Dataset rows
################

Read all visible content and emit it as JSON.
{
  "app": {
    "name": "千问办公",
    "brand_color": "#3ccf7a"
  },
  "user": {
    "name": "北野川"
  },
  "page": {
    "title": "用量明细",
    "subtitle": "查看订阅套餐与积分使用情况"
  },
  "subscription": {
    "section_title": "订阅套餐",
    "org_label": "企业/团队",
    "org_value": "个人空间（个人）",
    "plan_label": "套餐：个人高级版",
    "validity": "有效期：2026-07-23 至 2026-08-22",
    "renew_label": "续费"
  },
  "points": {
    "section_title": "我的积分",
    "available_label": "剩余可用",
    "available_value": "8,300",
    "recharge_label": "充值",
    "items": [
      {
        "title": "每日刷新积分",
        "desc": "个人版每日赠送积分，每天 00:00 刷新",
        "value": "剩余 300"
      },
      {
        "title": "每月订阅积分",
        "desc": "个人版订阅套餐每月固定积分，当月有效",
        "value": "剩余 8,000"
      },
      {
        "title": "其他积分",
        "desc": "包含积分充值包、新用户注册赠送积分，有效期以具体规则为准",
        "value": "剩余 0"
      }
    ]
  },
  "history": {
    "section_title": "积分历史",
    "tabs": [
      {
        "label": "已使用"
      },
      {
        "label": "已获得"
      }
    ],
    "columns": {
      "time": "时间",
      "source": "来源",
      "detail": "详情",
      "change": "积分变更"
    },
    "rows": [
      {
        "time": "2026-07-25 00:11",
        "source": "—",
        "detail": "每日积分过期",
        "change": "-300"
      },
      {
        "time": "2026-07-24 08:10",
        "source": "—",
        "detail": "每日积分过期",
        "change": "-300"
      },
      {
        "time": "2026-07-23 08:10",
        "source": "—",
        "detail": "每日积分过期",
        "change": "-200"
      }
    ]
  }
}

################

- Written task:
Extract the full listing and reproduce each line exactly.

- Result below:
Read all visible content and emit it as JSON.
{
  "app": {
    "name": "千问办公",
    "brand_color": "#3ccf7a"
  },
  "user": {
    "name": "北野川"
  },
  "page": {
    "title": "用量明细",
    "subtitle": "查看订阅套餐与积分使用情况"
  },
  "subscription": {
    "section_title": "订阅套餐",
    "org_label": "企业/团队",
    "org_value": "个人空间（个人）",
    "plan_label": "套餐：个人高级版",
    "validity": "有效期：2026-07-23 至 2026-08-22",
    "renew_label": "续费"
  },
  "points": {
    "section_title": "我的积分",
    "available_label": "剩余可用",
    "available_value": "8,300",
    "recharge_label": "充值",
    "items": [
      {
        "title": "每日刷新积分",
        "desc": "个人版每日赠送积分，每天 00:00 刷新",
        "value": "剩余 300"
      },
      {
        "title": "每月订阅积分",
        "desc": "个人版订阅套餐每月固定积分，当月有效",
        "value": "剩余 8,000"
      },
      {
        "title": "其他积分",
        "desc": "包含积分充值包、新用户注册赠送积分，有效期以具体规则为准",
        "value": "剩余 0"
      }
    ]
  },
  "history": {
    "section_title": "积分历史",
    "tabs": [
      {
        "label": "已使用"
      },
      {
        "label": "已获得"
      }
    ],
    "columns": {
      "time": "时间",
      "source": "来源",
      "detail": "详情",
      "change": "积分变更"
    },
    "rows": [
      {
        "time": "2026-07-25 00:11",
        "source": "—",
        "detail": "每日积分过期",
        "change": "-300"
      },
      {
        "time": "2026-07-24 08:10",
        "source": "—",
        "detail": "每日积分过期",
        "change": "-300"
      },
      {
        "time": "2026-07-23 08:10",
        "source": "—",
        "detail": "每日积分过期",
        "change": "-200"
      }
    ]
  }
}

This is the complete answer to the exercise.